**Texte retenu**
------------
La Bretagne attend l'Europe.
Envoi de Breizh 2004 le 17 Avril 2005 10:31:22:
La Bretagne refuse de croire à un "non" français
La Bretagne exprime son inquiétude devant le risque d'un "non" français à la Constitution européenne, mais elle se refuse à croire que la France tournera le dos à ses partenaires de 50 ans, privant ainsi notre pays de son aspiration vers plus d’autonomie et plus de libertés.
La répétition lancinante des sondages négatifs - deux nouveaux sondages publiés samedi dans Le Parisien-Aujourd'hui en France et sur le site Internet de Paris Match donnent le "non" vainqueur à 56%, un niveau jamais atteint, et ce après l'intervention télévisée de Jacques Chirac, jeudi soir – nous font craindre le torpillage de la Constitution par ce « grand pays fondateur de la construction européenne », ce qui aurait pour la Bretagne des conséquences incalculables.
Comme nous sommes, contre notre gré, inclus dans l’état français, si la France dit « non », ce sera difficile. Comme pour toutes les autres Nations sans Etat, les Bretons sont dépendants des Français, lesquels ne peuvent s'exprimer en ne pensant égoïstement qu'à leur propre situation politique intérieure, comme s'ils étaient seuls au monde.
Les français ont, vis-à-vis des Bretons, des Basques, des Occitans, des Flamands, etc. la responsabilité de "faire avancer l'Europe, et pas seulement pour eux, mais aussi pour toutes les Nations sans Etat qui comptent sur la France, qui sont avec la France, comme le sont les pays européens amis depuis presque 50 ans maintenant dans l'Union.
Il n'y a pas d'alternative à la Constitution, pas de "plan B", comment faudra-t-il le chanter aux Français sourds et aveugles. Il n’y aura pas de possibilité de renégocier le texte et le soumettre à un nouveau référendum.
C'est oui et c'est la seule façon de sortir la Bretagne de l’ornière. Ce texte constitutionnel a été débattu et rédigé pendant plus de deux ans par tous les gouvernements et les parlements nationaux, et approuvé par les syndicats. Donc il n'y aura pas d'autre Constitution, il n'y aura pas d'autre discussion possible avant très longtemps, et on en restera aux traités actuels et on sait que ces traités ne sont pas satisfaisants.
Chaque français doit mesurer sa propre responsabilité vis-à-vis des Bretons et des autres minorités.
Ce "sursaut" de l'opinion française est attendu en Bretagne. Tous nous espérons que les Français vont dire 'oui', parce que la Bretagne, elle, attend l’Europe.
------------
**Énoncé du problème**
Reproduisez à l'identique le passage du texte sur la Bretagne et la Constitution européenne qui va de « Envoi de Breizh » à « des conséquences incalculables. ».

[Données de prédiction des boîtes englobantes]
------------
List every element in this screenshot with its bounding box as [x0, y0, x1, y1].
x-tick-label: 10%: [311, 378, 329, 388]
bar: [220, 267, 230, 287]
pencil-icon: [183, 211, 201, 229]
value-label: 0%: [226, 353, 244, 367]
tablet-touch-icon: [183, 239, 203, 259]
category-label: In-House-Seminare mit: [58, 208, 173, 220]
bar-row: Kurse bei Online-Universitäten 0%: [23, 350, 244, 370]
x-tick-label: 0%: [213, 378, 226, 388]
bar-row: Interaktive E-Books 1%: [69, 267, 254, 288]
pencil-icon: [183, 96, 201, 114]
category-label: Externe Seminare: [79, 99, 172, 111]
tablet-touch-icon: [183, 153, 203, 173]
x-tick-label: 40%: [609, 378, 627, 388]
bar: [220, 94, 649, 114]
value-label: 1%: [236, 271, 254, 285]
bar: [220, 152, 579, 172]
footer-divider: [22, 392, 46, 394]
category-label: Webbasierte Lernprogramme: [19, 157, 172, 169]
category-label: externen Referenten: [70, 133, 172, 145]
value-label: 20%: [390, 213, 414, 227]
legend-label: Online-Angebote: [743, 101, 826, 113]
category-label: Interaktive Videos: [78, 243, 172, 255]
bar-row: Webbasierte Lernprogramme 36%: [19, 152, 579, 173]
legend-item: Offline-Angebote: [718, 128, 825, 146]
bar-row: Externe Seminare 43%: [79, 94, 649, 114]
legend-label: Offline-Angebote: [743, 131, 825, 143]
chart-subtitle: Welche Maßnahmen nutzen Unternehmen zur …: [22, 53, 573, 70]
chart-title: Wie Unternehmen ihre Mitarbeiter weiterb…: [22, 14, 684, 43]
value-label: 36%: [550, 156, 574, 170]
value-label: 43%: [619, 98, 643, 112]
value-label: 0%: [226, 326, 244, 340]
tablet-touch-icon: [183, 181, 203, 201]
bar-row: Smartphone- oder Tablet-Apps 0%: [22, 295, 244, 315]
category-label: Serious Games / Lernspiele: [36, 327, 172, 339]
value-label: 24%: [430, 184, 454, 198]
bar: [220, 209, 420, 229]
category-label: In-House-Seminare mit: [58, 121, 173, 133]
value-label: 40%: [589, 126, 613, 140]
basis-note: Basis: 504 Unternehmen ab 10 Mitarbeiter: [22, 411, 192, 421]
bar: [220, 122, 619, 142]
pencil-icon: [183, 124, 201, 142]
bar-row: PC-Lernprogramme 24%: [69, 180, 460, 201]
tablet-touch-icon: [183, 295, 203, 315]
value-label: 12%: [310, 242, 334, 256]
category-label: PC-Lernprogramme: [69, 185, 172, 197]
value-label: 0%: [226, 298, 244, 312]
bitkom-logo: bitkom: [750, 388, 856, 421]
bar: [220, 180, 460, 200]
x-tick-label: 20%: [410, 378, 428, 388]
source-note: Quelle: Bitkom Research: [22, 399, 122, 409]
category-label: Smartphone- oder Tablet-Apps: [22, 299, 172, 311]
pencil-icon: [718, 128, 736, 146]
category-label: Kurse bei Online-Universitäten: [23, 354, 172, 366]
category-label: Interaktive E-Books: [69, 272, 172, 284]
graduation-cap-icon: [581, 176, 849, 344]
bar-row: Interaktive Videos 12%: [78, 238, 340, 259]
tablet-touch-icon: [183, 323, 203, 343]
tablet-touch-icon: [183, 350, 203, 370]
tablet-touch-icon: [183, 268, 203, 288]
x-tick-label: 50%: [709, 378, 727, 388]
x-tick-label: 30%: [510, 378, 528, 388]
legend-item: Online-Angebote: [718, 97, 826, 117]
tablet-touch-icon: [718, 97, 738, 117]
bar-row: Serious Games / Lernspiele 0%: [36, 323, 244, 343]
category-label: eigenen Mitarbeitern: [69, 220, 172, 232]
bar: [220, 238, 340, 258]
------------
**Réponse attendue**
Envoi de Breizh 2004 le 17 Avril 2005 10:31:22:
La Bretagne refuse de croire à un "non" français
La Bretagne exprime son inquiétude devant le risque d'un "non" français à la Constitution européenne, mais elle se refuse à croire que la France tournera le dos à ses partenaires de 50 ans, privant ainsi notre pays de son aspiration vers plus d’autonomie et plus de libertés.
La répétition lancinante des sondages négatifs - deux nouveaux sondages publiés samedi dans Le Parisien-Aujourd'hui en France et sur le site Internet de Paris Match donnent le "non" vainqueur à 56%, un niveau jamais atteint, et ce après l'intervention télévisée de Jacques Chirac, jeudi soir – nous font craindre le torpillage de la Constitution par ce « grand pays fondateur de la construction européenne », ce qui aurait pour la Bretagne des conséquences incalculables.